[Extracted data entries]
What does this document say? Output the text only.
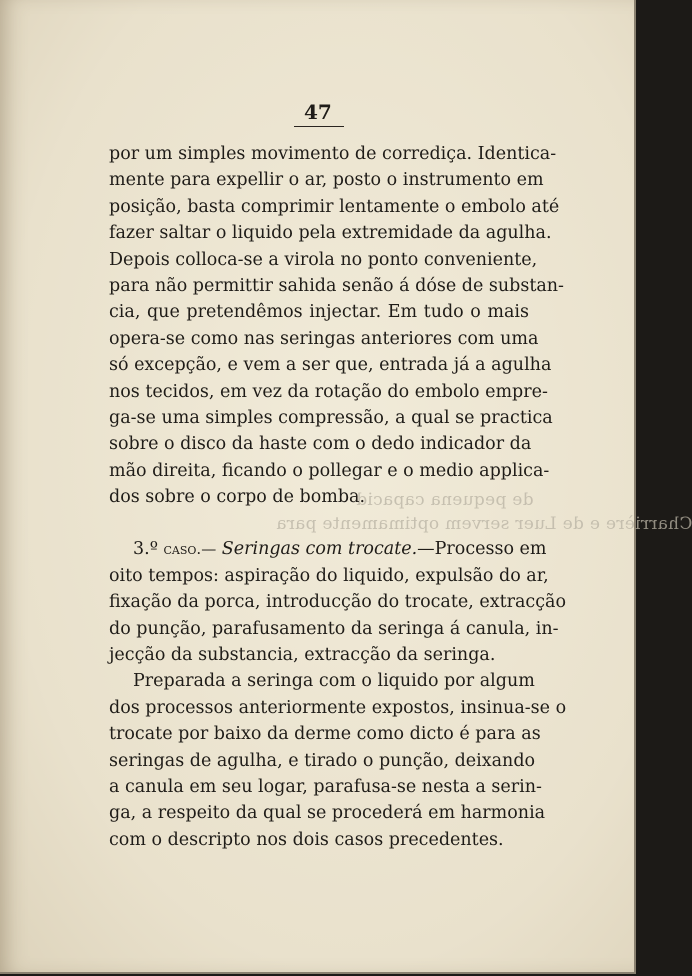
de pequena capacid
Charrière e de Luer servem optimamente para

47

por um simples movimento de corrediça. Identica-
mente para expellir o ar, posto o instrumento em
posição, basta comprimir lentamente o embolo até
fazer saltar o liquido pela extremidade da agulha.
Depois colloca-se a virola no ponto conveniente,
para não permittir sahida senão á dóse de substan-
cia, que pretendêmos injectar. Em tudo o mais
opera-se como nas seringas anteriores com uma
só excepção, e vem a ser que, entrada já a agulha
nos tecidos, em vez da rotação do embolo empre-
ga-se uma simples compressão, a qual se practica
sobre o disco da haste com o dedo indicador da
mão direita, ficando o pollegar e o medio applica-
dos sobre o corpo de bomba.
3.º caso.— Seringas com trocate.—Processo em
oito tempos: aspiração do liquido, expulsão do ar,
fixação da porca, introducção do trocate, extracção
do punção, parafusamento da seringa á canula, in-
jecção da substancia, extracção da seringa.
Preparada a seringa com o liquido por algum
dos processos anteriormente expostos, insinua-se o
trocate por baixo da derme como dicto é para as
seringas de agulha, e tirado o punção, deixando
a canula em seu logar, parafusa-se nesta a serin-
ga, a respeito da qual se procederá em harmonia
com o descripto nos dois casos precedentes.
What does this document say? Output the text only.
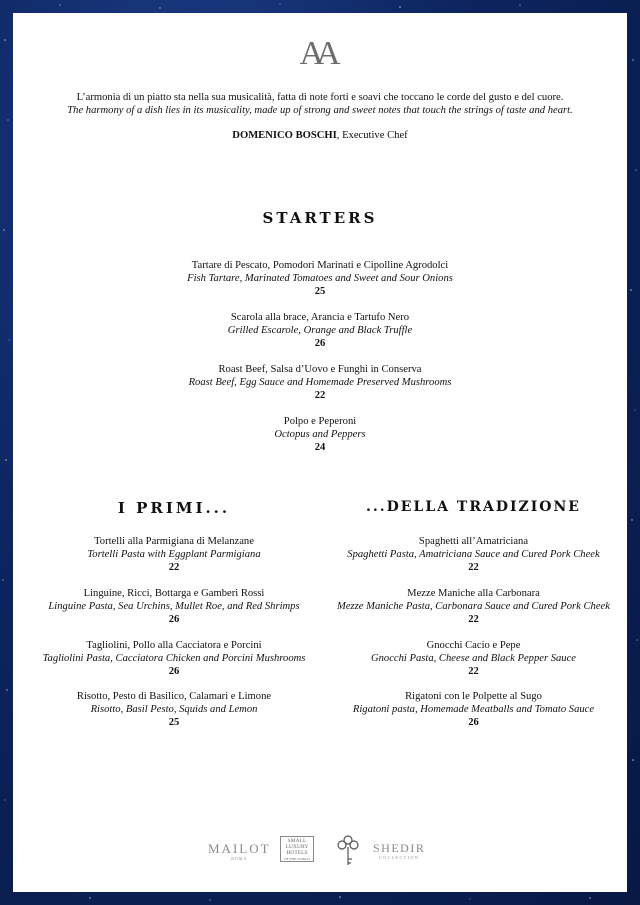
AA
L’armonia di un piatto sta nella sua musicalità, fatta di note forti e soavi che toccano le corde del gusto e del cuore.
The harmony of a dish lies in its musicality, made up of strong and sweet notes that touch the strings of taste and heart.
DOMENICO BOSCHI, Executive Chef
STARTERS
Tartare di Pescato, Pomodori Marinati e Cipolline Agrodolci
Fish Tartare, Marinated Tomatoes and Sweet and Sour Onions
25
Scarola alla brace, Arancia e Tartufo Nero
Grilled Escarole, Orange and Black Truffle
26
Roast Beef, Salsa d’Uovo e Funghi in Conserva
Roast Beef, Egg Sauce and Homemade Preserved Mushrooms
22
Polpo e Peperoni
Octopus and Peppers
24
I PRIMI...	...DELLA TRADIZIONE
Tortelli alla Parmigiana di Melanzane
Tortelli Pasta with Eggplant Parmigiana
22
Linguine, Ricci, Bottarga e Gamberi Rossi
Linguine Pasta, Sea Urchins, Mullet Roe, and Red Shrimps
26
Tagliolini, Pollo alla Cacciatora e Porcini
Tagliolini Pasta, Cacciatora Chicken and Porcini Mushrooms
26
Risotto, Pesto di Basilico, Calamari e Limone
Risotto, Basil Pesto, Squids and Lemon
25
Spaghetti all’Amatriciana
Spaghetti Pasta, Amatriciana Sauce and Cured Pork Cheek
22
Mezze Maniche alla Carbonara
Mezze Maniche Pasta, Carbonara Sauce and Cured Pork Cheek
22
Gnocchi Cacio e Pepe
Gnocchi Pasta, Cheese and Black Pepper Sauce
22
Rigatoni con le Polpette al Sugo
Rigatoni pasta, Homemade Meatballs and Tomato Sauce
26
MAILOT
ROMA
SMALL
LUXURY
HOTELS
OF THE WORLD
SHEDIR
COLLECTION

Exercise directions: Find every line in the entries that includes the word "extracção", then state how many there are and nothing else.

Solution to this problem: 2